**Provided data:**
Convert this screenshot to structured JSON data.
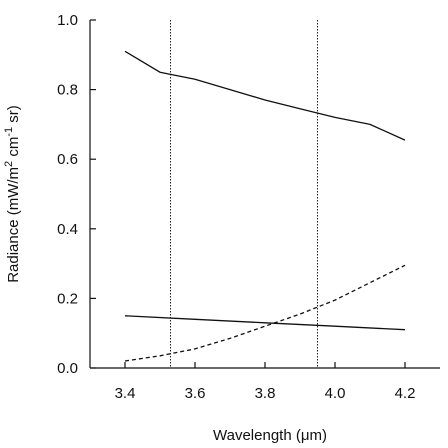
{
  "chart_data": {
    "type": "line",
    "xlabel": "Wavelength (μm)",
    "ylabel": "Radiance (mW/m",
    "ylabel_sup1": "2",
    "ylabel_mid": " cm",
    "ylabel_sup2": "-1",
    "ylabel_end": " sr)",
    "xlim": [
      3.3,
      4.3
    ],
    "ylim": [
      0,
      1.0
    ],
    "xticks": [
      "3.4",
      "3.6",
      "3.8",
      "4.0",
      "4.2"
    ],
    "xtick_values": [
      3.4,
      3.6,
      3.8,
      4.0,
      4.2
    ],
    "yticks": [
      "0.0",
      "0.2",
      "0.4",
      "0.6",
      "0.8",
      "1.0"
    ],
    "ytick_values": [
      0.0,
      0.2,
      0.4,
      0.6,
      0.8,
      1.0
    ],
    "vertical_lines": [
      3.53,
      3.95
    ],
    "series": [
      {
        "style": "solid",
        "x": [
          3.4,
          3.5,
          3.6,
          3.7,
          3.8,
          3.9,
          4.0,
          4.1,
          4.2
        ],
        "y": [
          0.91,
          0.85,
          0.83,
          0.8,
          0.77,
          0.745,
          0.72,
          0.7,
          0.655
        ]
      },
      {
        "style": "solid",
        "x": [
          3.4,
          3.6,
          3.8,
          4.0,
          4.2
        ],
        "y": [
          0.15,
          0.14,
          0.13,
          0.12,
          0.11
        ]
      },
      {
        "style": "dashed",
        "x": [
          3.4,
          3.5,
          3.6,
          3.7,
          3.8,
          3.9,
          4.0,
          4.1,
          4.2
        ],
        "y": [
          0.02,
          0.035,
          0.055,
          0.085,
          0.12,
          0.155,
          0.195,
          0.245,
          0.295
        ]
      }
    ]
  }
}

**Given instruction:**
Print all of the entries word for word. Skip any images they contain.

**Worked answer:**
Convert this screenshot to structured JSON data.
{
  "chart_data": {
    "type": "line",
    "xlabel": "Wavelength (μm)",
    "ylabel": "Radiance (mW/m",
    "ylabel_sup1": "2",
    "ylabel_mid": " cm",
    "ylabel_sup2": "-1",
    "ylabel_end": " sr)",
    "xlim": [
      3.3,
      4.3
    ],
    "ylim": [
      0,
      1.0
    ],
    "xticks": [
      "3.4",
      "3.6",
      "3.8",
      "4.0",
      "4.2"
    ],
    "xtick_values": [
      3.4,
      3.6,
      3.8,
      4.0,
      4.2
    ],
    "yticks": [
      "0.0",
      "0.2",
      "0.4",
      "0.6",
      "0.8",
      "1.0"
    ],
    "ytick_values": [
      0.0,
      0.2,
      0.4,
      0.6,
      0.8,
      1.0
    ],
    "vertical_lines": [
      3.53,
      3.95
    ],
    "series": [
      {
        "style": "solid",
        "x": [
          3.4,
          3.5,
          3.6,
          3.7,
          3.8,
          3.9,
          4.0,
          4.1,
          4.2
        ],
        "y": [
          0.91,
          0.85,
          0.83,
          0.8,
          0.77,
          0.745,
          0.72,
          0.7,
          0.655
        ]
      },
      {
        "style": "solid",
        "x": [
          3.4,
          3.6,
          3.8,
          4.0,
          4.2
        ],
        "y": [
          0.15,
          0.14,
          0.13,
          0.12,
          0.11
        ]
      },
      {
        "style": "dashed",
        "x": [
          3.4,
          3.5,
          3.6,
          3.7,
          3.8,
          3.9,
          4.0,
          4.1,
          4.2
        ],
        "y": [
          0.02,
          0.035,
          0.055,
          0.085,
          0.12,
          0.155,
          0.195,
          0.245,
          0.295
        ]
      }
    ]
  }
}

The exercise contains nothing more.